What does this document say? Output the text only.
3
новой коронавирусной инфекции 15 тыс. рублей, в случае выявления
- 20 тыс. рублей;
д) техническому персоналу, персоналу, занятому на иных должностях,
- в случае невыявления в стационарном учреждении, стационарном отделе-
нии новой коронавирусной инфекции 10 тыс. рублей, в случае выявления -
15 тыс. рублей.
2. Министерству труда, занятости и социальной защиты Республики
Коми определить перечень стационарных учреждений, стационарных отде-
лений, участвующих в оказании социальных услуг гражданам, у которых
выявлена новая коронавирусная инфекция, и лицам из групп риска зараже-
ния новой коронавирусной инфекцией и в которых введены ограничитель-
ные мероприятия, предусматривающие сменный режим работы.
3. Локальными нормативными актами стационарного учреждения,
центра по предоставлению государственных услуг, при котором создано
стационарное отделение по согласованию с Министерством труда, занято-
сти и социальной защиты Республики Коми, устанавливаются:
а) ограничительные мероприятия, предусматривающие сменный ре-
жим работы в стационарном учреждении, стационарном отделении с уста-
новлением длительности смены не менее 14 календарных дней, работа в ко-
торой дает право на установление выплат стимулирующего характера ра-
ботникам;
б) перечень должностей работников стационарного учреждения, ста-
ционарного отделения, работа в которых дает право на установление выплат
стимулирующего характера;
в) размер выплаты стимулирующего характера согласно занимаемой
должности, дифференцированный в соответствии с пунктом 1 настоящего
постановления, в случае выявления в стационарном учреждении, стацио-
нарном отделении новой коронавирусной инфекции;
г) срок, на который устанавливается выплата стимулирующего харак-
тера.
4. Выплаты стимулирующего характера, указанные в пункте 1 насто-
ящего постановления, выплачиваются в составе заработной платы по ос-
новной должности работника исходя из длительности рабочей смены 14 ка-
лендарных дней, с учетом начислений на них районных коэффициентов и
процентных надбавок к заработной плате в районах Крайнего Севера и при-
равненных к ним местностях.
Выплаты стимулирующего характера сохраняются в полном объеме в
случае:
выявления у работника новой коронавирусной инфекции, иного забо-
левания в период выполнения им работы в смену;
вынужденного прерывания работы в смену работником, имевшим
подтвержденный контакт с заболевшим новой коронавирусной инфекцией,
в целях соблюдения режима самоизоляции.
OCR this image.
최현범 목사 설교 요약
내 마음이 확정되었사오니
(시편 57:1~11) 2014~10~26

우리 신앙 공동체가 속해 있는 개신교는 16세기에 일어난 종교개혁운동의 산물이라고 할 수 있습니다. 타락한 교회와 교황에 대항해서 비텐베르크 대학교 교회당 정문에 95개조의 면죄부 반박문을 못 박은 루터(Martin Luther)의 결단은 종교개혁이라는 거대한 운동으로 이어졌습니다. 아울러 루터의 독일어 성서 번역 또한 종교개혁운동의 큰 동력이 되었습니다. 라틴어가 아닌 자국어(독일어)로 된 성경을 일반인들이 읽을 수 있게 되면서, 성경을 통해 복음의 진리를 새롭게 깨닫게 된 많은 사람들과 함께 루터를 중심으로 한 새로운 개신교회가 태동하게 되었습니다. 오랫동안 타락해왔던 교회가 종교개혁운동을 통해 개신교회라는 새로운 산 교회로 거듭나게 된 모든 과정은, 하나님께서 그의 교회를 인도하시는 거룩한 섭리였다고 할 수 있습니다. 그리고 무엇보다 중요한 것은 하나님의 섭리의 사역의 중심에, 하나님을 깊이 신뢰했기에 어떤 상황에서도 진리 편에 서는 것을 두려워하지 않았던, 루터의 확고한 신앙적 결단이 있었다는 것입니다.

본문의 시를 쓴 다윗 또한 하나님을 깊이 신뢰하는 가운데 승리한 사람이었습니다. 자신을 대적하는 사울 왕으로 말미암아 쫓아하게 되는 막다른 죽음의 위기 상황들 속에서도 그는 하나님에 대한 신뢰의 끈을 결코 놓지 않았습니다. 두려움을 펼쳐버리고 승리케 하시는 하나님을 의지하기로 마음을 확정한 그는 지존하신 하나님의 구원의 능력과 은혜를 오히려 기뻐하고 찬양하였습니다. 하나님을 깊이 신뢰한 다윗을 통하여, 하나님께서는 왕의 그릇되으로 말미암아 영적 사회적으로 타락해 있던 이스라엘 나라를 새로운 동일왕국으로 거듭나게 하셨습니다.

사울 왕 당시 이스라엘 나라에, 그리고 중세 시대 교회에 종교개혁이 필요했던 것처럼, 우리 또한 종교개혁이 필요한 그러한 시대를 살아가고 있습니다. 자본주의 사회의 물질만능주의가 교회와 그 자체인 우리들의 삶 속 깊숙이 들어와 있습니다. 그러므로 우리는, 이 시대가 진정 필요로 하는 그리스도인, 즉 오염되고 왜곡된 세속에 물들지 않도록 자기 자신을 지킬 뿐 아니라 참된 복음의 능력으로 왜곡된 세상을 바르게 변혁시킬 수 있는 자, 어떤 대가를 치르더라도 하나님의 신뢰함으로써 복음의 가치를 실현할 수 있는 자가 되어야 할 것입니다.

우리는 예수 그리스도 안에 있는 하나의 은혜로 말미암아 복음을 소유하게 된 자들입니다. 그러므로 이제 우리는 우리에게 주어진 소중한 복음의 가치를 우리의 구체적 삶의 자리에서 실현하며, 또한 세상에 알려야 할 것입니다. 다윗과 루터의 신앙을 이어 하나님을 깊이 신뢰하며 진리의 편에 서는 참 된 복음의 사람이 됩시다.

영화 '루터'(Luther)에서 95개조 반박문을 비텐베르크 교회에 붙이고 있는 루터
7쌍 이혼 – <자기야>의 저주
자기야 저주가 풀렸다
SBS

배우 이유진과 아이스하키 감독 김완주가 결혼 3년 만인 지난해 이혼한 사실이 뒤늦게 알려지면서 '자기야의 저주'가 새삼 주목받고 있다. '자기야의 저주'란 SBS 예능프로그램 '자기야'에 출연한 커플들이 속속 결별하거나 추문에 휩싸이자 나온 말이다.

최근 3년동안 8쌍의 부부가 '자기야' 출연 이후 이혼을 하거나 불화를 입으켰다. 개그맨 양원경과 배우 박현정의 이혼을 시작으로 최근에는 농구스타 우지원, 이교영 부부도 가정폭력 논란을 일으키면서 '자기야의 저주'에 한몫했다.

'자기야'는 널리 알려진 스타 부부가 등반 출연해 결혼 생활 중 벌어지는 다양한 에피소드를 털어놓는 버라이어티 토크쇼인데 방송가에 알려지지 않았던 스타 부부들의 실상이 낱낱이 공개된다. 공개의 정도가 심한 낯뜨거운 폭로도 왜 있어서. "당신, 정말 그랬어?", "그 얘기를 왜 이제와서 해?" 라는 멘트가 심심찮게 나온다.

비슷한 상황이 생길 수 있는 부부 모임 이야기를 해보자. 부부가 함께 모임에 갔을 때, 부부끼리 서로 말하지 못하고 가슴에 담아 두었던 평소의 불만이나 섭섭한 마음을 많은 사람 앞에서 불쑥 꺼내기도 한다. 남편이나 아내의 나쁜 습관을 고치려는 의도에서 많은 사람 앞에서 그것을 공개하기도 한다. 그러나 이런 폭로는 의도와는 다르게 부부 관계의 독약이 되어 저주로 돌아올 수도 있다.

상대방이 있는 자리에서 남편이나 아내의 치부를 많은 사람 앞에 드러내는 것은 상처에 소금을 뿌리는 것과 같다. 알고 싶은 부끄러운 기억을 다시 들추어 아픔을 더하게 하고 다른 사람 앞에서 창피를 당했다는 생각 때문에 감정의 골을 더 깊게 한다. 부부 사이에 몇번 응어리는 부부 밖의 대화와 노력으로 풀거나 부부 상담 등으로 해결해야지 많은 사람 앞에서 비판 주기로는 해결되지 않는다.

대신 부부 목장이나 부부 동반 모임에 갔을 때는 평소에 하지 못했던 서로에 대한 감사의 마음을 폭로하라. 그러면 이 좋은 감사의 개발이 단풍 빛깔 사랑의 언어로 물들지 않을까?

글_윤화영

WHAT IS NEEDED: Report back each line of the entries that holds the string "смену".

ANSWER TO THE EXERCISE:
левания в период выполнения им работы в смену;
вынужденного прерывания работы в смену работником, имевшим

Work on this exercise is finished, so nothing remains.